* START *

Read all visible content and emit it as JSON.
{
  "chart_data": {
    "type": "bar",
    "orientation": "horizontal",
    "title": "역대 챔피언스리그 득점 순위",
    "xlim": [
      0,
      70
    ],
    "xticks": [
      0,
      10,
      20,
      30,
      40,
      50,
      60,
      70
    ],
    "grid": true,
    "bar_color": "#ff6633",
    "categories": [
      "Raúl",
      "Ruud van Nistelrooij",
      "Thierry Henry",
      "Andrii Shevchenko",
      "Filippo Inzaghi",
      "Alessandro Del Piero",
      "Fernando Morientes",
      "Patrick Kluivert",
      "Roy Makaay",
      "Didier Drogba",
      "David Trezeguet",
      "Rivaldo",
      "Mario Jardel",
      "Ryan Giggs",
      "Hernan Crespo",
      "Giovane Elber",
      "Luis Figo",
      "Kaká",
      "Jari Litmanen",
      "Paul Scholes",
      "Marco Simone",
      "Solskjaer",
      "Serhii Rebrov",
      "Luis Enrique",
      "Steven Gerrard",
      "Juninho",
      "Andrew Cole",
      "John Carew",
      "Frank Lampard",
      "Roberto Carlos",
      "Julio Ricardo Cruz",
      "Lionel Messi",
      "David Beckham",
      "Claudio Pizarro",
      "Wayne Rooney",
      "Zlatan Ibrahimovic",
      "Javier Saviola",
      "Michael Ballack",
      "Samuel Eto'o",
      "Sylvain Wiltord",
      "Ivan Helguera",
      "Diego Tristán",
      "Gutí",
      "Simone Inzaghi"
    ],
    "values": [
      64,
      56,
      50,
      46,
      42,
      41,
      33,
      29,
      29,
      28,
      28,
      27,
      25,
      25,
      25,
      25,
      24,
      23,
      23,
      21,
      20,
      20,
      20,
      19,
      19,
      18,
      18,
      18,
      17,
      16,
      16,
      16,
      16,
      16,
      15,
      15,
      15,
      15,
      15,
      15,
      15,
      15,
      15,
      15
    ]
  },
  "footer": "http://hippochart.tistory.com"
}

* END *

(Written request): Write out the full set of records exactly as given.

(Solution to the problem):
Read all visible content and emit it as JSON.
{
  "chart_data": {
    "type": "bar",
    "orientation": "horizontal",
    "title": "역대 챔피언스리그 득점 순위",
    "xlim": [
      0,
      70
    ],
    "xticks": [
      0,
      10,
      20,
      30,
      40,
      50,
      60,
      70
    ],
    "grid": true,
    "bar_color": "#ff6633",
    "categories": [
      "Raúl",
      "Ruud van Nistelrooij",
      "Thierry Henry",
      "Andrii Shevchenko",
      "Filippo Inzaghi",
      "Alessandro Del Piero",
      "Fernando Morientes",
      "Patrick Kluivert",
      "Roy Makaay",
      "Didier Drogba",
      "David Trezeguet",
      "Rivaldo",
      "Mario Jardel",
      "Ryan Giggs",
      "Hernan Crespo",
      "Giovane Elber",
      "Luis Figo",
      "Kaká",
      "Jari Litmanen",
      "Paul Scholes",
      "Marco Simone",
      "Solskjaer",
      "Serhii Rebrov",
      "Luis Enrique",
      "Steven Gerrard",
      "Juninho",
      "Andrew Cole",
      "John Carew",
      "Frank Lampard",
      "Roberto Carlos",
      "Julio Ricardo Cruz",
      "Lionel Messi",
      "David Beckham",
      "Claudio Pizarro",
      "Wayne Rooney",
      "Zlatan Ibrahimovic",
      "Javier Saviola",
      "Michael Ballack",
      "Samuel Eto'o",
      "Sylvain Wiltord",
      "Ivan Helguera",
      "Diego Tristán",
      "Gutí",
      "Simone Inzaghi"
    ],
    "values": [
      64,
      56,
      50,
      46,
      42,
      41,
      33,
      29,
      29,
      28,
      28,
      27,
      25,
      25,
      25,
      25,
      24,
      23,
      23,
      21,
      20,
      20,
      20,
      19,
      19,
      18,
      18,
      18,
      17,
      16,
      16,
      16,
      16,
      16,
      15,
      15,
      15,
      15,
      15,
      15,
      15,
      15,
      15,
      15
    ]
  },
  "footer": "http://hippochart.tistory.com"
}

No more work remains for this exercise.